Give all the lines below again, exactly, with no pictures.

Extracted data entries
┏━━

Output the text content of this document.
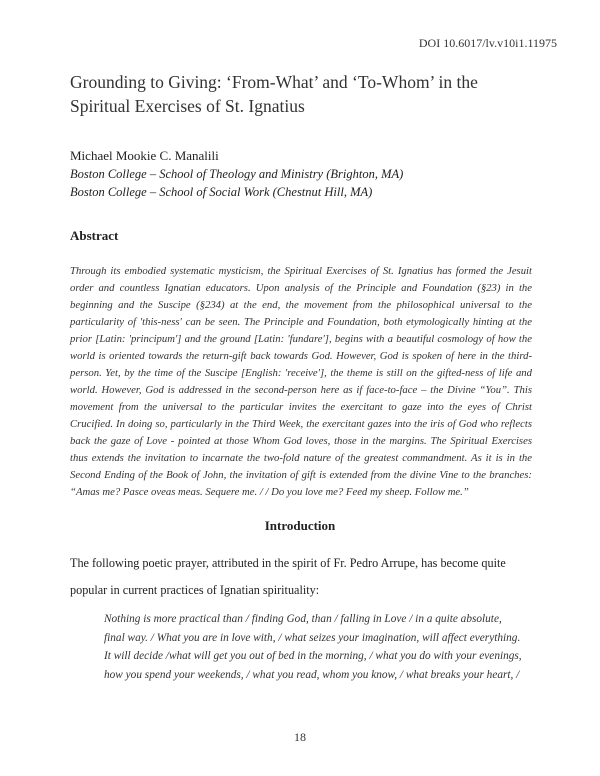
DOI 10.6017/lv.v10i1.11975
Grounding to Giving: ‘From-What’ and ‘To-Whom’ in the Spiritual Exercises of St. Ignatius
Michael Mookie C. Manalili
Boston College – School of Theology and Ministry (Brighton, MA)
Boston College – School of Social Work (Chestnut Hill, MA)
Abstract
Through its embodied systematic mysticism, the Spiritual Exercises of St. Ignatius has formed the Jesuit order and countless Ignatian educators. Upon analysis of the Principle and Foundation (§23) in the beginning and the Suscipe (§234) at the end, the movement from the philosophical universal to the particularity of 'this-ness' can be seen. The Principle and Foundation, both etymologically hinting at the prior [Latin: 'principum'] and the ground [Latin: 'fundare'], begins with a beautiful cosmology of how the world is oriented towards the return-gift back towards God. However, God is spoken of here in the third-person. Yet, by the time of the Suscipe [English: 'receive'], the theme is still on the gifted-ness of life and world. However, God is addressed in the second-person here as if face-to-face – the Divine “You”. This movement from the universal to the particular invites the exercitant to gaze into the eyes of Christ Crucified. In doing so, particularly in the Third Week, the exercitant gazes into the iris of God who reflects back the gaze of Love - pointed at those Whom God loves, those in the margins. The Spiritual Exercises thus extends the invitation to incarnate the two-fold nature of the greatest commandment. As it is in the Second Ending of the Book of John, the invitation of gift is extended from the divine Vine to the branches: “Amas me? Pasce oveas meas. Sequere me. / / Do you love me? Feed my sheep. Follow me.”
Introduction
The following poetic prayer, attributed in the spirit of Fr. Pedro Arrupe, has become quite popular in current practices of Ignatian spirituality:
Nothing is more practical than / finding God, than / falling in Love / in a quite absolute,
final way. / What you are in love with, / what seizes your imagination, will affect everything.
It will decide /what will get you out of bed in the morning, / what you do with your evenings,
how you spend your weekends, / what you read, whom you know, / what breaks your heart, /
18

┗━━

Result
Output the text content of this document.
DOI 10.6017/lv.v10i1.11975
Grounding to Giving: ‘From-What’ and ‘To-Whom’ in the Spiritual Exercises of St. Ignatius
Michael Mookie C. Manalili
Boston College – School of Theology and Ministry (Brighton, MA)
Boston College – School of Social Work (Chestnut Hill, MA)
Abstract
Through its embodied systematic mysticism, the Spiritual Exercises of St. Ignatius has formed the Jesuit order and countless Ignatian educators. Upon analysis of the Principle and Foundation (§23) in the beginning and the Suscipe (§234) at the end, the movement from the philosophical universal to the particularity of 'this-ness' can be seen. The Principle and Foundation, both etymologically hinting at the prior [Latin: 'principum'] and the ground [Latin: 'fundare'], begins with a beautiful cosmology of how the world is oriented towards the return-gift back towards God. However, God is spoken of here in the third-person. Yet, by the time of the Suscipe [English: 'receive'], the theme is still on the gifted-ness of life and world. However, God is addressed in the second-person here as if face-to-face – the Divine “You”. This movement from the universal to the particular invites the exercitant to gaze into the eyes of Christ Crucified. In doing so, particularly in the Third Week, the exercitant gazes into the iris of God who reflects back the gaze of Love - pointed at those Whom God loves, those in the margins. The Spiritual Exercises thus extends the invitation to incarnate the two-fold nature of the greatest commandment. As it is in the Second Ending of the Book of John, the invitation of gift is extended from the divine Vine to the branches: “Amas me? Pasce oveas meas. Sequere me. / / Do you love me? Feed my sheep. Follow me.”
Introduction
The following poetic prayer, attributed in the spirit of Fr. Pedro Arrupe, has become quite popular in current practices of Ignatian spirituality:
Nothing is more practical than / finding God, than / falling in Love / in a quite absolute,
final way. / What you are in love with, / what seizes your imagination, will affect everything.
It will decide /what will get you out of bed in the morning, / what you do with your evenings,
how you spend your weekends, / what you read, whom you know, / what breaks your heart, /
18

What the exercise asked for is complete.